* [TASK OBJECTIVE] Reproduce the listing below character for character; drop every image.

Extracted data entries
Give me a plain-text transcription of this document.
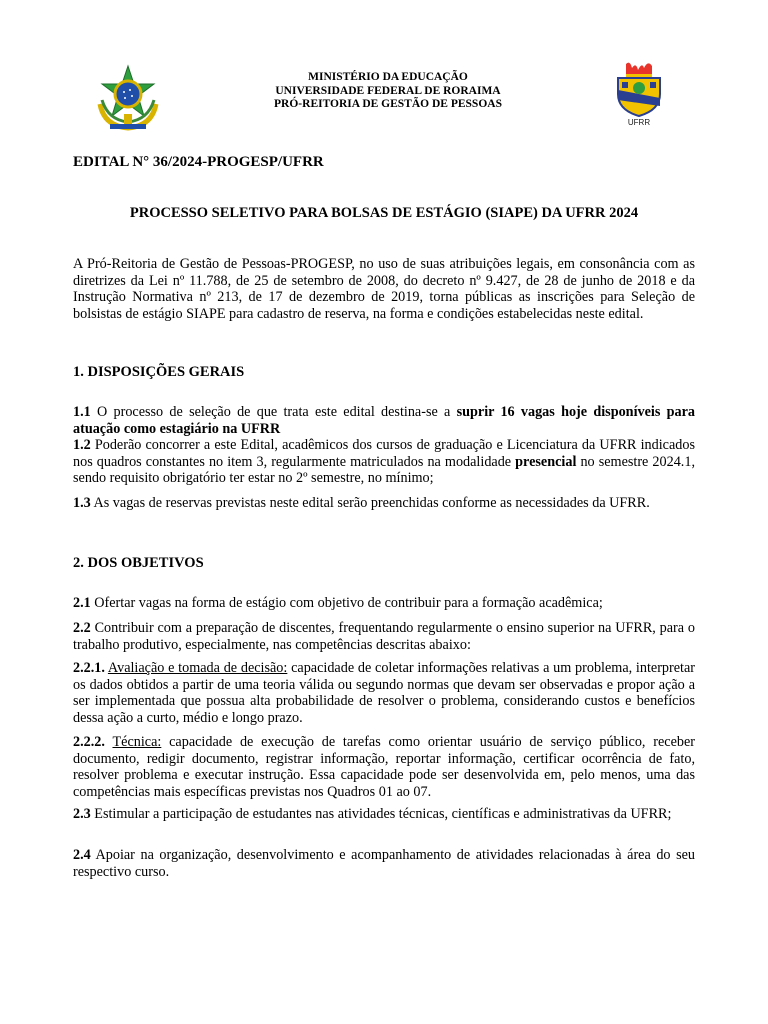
MINISTÉRIO DA EDUCAÇÃO
UNIVERSIDADE FEDERAL DE RORAIMA
PRÓ-REITORIA DE GESTÃO DE PESSOAS
UFRR
EDITAL N° 36/2024-PROGESP/UFRR
PROCESSO SELETIVO PARA BOLSAS DE ESTÁGIO (SIAPE) DA UFRR 2024
A Pró-Reitoria de Gestão de Pessoas-PROGESP, no uso de suas atribuições legais, em consonância com as diretrizes da Lei nº 11.788, de 25 de setembro de 2008, do decreto nº 9.427, de 28 de junho de 2018 e da Instrução Normativa nº 213, de 17 de dezembro de 2019, torna públicas as inscrições para Seleção de bolsistas de estágio SIAPE para cadastro de reserva, na forma e condições estabelecidas neste edital.
1. DISPOSIÇÕES GERAIS
1.1 O processo de seleção de que trata este edital destina-se a suprir 16 vagas hoje disponíveis para atuação como estagiário na UFRR
1.2 Poderão concorrer a este Edital, acadêmicos dos cursos de graduação e Licenciatura da UFRR indicados nos quadros constantes no item 3, regularmente matriculados na modalidade presencial no semestre 2024.1, sendo requisito obrigatório ter estar no 2º semestre, no mínimo;
1.3 As vagas de reservas previstas neste edital serão preenchidas conforme as necessidades da UFRR.
2. DOS OBJETIVOS
2.1 Ofertar vagas na forma de estágio com objetivo de contribuir para a formação acadêmica;
2.2 Contribuir com a preparação de discentes, frequentando regularmente o ensino superior na UFRR, para o trabalho produtivo, especialmente, nas competências descritas abaixo:
2.2.1. Avaliação e tomada de decisão: capacidade de coletar informações relativas a um problema, interpretar os dados obtidos a partir de uma teoria válida ou segundo normas que devam ser observadas e propor ação a ser implementada que possua alta probabilidade de resolver o problema, considerando custos e benefícios dessa ação a curto, médio e longo prazo.
2.2.2. Técnica: capacidade de execução de tarefas como orientar usuário de serviço público, receber documento, redigir documento, registrar informação, reportar informação, certificar ocorrência de fato, resolver problema e executar instrução. Essa capacidade pode ser desenvolvida em, pelo menos, uma das competências mais específicas previstas nos Quadros 01 ao 07.
2.3 Estimular a participação de estudantes nas atividades técnicas, científicas e administrativas da UFRR;
2.4 Apoiar na organização, desenvolvimento e acompanhamento de atividades relacionadas à área do seu respectivo curso.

* [OUTPUT OF THE TASK]
Give me a plain-text transcription of this document.
MINISTÉRIO DA EDUCAÇÃO
UNIVERSIDADE FEDERAL DE RORAIMA
PRÓ-REITORIA DE GESTÃO DE PESSOAS
UFRR
EDITAL N° 36/2024-PROGESP/UFRR
PROCESSO SELETIVO PARA BOLSAS DE ESTÁGIO (SIAPE) DA UFRR 2024
A Pró-Reitoria de Gestão de Pessoas-PROGESP, no uso de suas atribuições legais, em consonância com as diretrizes da Lei nº 11.788, de 25 de setembro de 2008, do decreto nº 9.427, de 28 de junho de 2018 e da Instrução Normativa nº 213, de 17 de dezembro de 2019, torna públicas as inscrições para Seleção de bolsistas de estágio SIAPE para cadastro de reserva, na forma e condições estabelecidas neste edital.
1. DISPOSIÇÕES GERAIS
1.1 O processo de seleção de que trata este edital destina-se a suprir 16 vagas hoje disponíveis para atuação como estagiário na UFRR
1.2 Poderão concorrer a este Edital, acadêmicos dos cursos de graduação e Licenciatura da UFRR indicados nos quadros constantes no item 3, regularmente matriculados na modalidade presencial no semestre 2024.1, sendo requisito obrigatório ter estar no 2º semestre, no mínimo;
1.3 As vagas de reservas previstas neste edital serão preenchidas conforme as necessidades da UFRR.
2. DOS OBJETIVOS
2.1 Ofertar vagas na forma de estágio com objetivo de contribuir para a formação acadêmica;
2.2 Contribuir com a preparação de discentes, frequentando regularmente o ensino superior na UFRR, para o trabalho produtivo, especialmente, nas competências descritas abaixo:
2.2.1. Avaliação e tomada de decisão: capacidade de coletar informações relativas a um problema, interpretar os dados obtidos a partir de uma teoria válida ou segundo normas que devam ser observadas e propor ação a ser implementada que possua alta probabilidade de resolver o problema, considerando custos e benefícios dessa ação a curto, médio e longo prazo.
2.2.2. Técnica: capacidade de execução de tarefas como orientar usuário de serviço público, receber documento, redigir documento, registrar informação, reportar informação, certificar ocorrência de fato, resolver problema e executar instrução. Essa capacidade pode ser desenvolvida em, pelo menos, uma das competências mais específicas previstas nos Quadros 01 ao 07.
2.3 Estimular a participação de estudantes nas atividades técnicas, científicas e administrativas da UFRR;
2.4 Apoiar na organização, desenvolvimento e acompanhamento de atividades relacionadas à área do seu respectivo curso.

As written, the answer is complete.